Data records
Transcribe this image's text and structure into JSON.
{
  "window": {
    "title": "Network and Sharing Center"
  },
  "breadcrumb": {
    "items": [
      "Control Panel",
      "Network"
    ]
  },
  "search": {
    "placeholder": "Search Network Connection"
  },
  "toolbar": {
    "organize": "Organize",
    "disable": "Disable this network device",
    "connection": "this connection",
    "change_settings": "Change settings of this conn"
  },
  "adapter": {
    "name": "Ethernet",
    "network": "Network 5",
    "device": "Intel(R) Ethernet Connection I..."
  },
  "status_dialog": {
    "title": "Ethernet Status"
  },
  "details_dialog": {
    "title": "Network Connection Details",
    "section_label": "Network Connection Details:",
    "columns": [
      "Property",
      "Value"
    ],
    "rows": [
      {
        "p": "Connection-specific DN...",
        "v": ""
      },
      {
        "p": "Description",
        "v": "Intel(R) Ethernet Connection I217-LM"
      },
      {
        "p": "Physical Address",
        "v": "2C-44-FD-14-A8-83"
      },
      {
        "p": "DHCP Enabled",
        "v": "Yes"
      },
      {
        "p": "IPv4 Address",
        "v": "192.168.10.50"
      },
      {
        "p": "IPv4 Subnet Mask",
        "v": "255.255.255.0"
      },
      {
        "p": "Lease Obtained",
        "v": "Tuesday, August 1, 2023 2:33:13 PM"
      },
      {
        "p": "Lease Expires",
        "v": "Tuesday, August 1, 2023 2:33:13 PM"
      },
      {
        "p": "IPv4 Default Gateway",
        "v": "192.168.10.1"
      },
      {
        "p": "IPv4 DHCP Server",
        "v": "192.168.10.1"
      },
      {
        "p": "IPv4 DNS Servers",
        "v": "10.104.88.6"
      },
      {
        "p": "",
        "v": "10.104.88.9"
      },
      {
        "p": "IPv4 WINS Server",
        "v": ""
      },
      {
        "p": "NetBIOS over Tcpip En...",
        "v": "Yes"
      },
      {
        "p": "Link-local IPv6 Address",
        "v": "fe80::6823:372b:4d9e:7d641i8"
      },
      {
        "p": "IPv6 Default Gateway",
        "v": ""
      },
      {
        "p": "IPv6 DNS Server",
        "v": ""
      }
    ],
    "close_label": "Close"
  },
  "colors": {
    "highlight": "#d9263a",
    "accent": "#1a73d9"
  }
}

### REQUIRED TASK
Show every line of the records above that contains the word "this".

### ANSWER TO THE TASK
Transcribe this image's text and structure into JSON.
    "disable": "Disable this network device",
    "connection": "this connection",
    "change_settings": "Change settings of this conn"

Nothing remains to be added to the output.